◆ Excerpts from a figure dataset

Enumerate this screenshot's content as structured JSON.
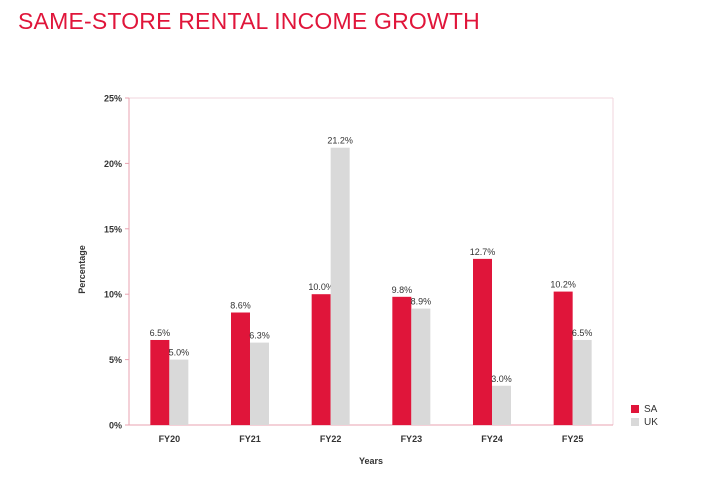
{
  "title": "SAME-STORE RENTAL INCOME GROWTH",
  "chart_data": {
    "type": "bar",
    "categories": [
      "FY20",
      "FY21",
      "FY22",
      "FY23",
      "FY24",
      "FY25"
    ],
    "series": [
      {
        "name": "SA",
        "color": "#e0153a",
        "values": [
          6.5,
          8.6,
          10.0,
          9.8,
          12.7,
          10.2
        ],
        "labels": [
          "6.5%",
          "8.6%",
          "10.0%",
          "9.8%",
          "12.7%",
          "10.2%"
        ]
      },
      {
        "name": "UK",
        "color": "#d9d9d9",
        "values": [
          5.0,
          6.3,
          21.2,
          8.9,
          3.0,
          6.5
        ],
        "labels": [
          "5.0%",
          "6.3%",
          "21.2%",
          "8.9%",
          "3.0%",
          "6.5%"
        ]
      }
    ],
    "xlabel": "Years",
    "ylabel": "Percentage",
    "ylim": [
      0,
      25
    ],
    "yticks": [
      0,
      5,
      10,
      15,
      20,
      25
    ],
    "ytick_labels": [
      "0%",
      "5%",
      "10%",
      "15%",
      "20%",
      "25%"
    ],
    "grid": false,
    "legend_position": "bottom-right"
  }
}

◆ Exercise directions
Reproduce the full listing faithfully, but do not carry over any pictures.

◆ Result
Enumerate this screenshot's content as structured JSON.
{
  "title": "SAME-STORE RENTAL INCOME GROWTH",
  "chart_data": {
    "type": "bar",
    "categories": [
      "FY20",
      "FY21",
      "FY22",
      "FY23",
      "FY24",
      "FY25"
    ],
    "series": [
      {
        "name": "SA",
        "color": "#e0153a",
        "values": [
          6.5,
          8.6,
          10.0,
          9.8,
          12.7,
          10.2
        ],
        "labels": [
          "6.5%",
          "8.6%",
          "10.0%",
          "9.8%",
          "12.7%",
          "10.2%"
        ]
      },
      {
        "name": "UK",
        "color": "#d9d9d9",
        "values": [
          5.0,
          6.3,
          21.2,
          8.9,
          3.0,
          6.5
        ],
        "labels": [
          "5.0%",
          "6.3%",
          "21.2%",
          "8.9%",
          "3.0%",
          "6.5%"
        ]
      }
    ],
    "xlabel": "Years",
    "ylabel": "Percentage",
    "ylim": [
      0,
      25
    ],
    "yticks": [
      0,
      5,
      10,
      15,
      20,
      25
    ],
    "ytick_labels": [
      "0%",
      "5%",
      "10%",
      "15%",
      "20%",
      "25%"
    ],
    "grid": false,
    "legend_position": "bottom-right"
  }
}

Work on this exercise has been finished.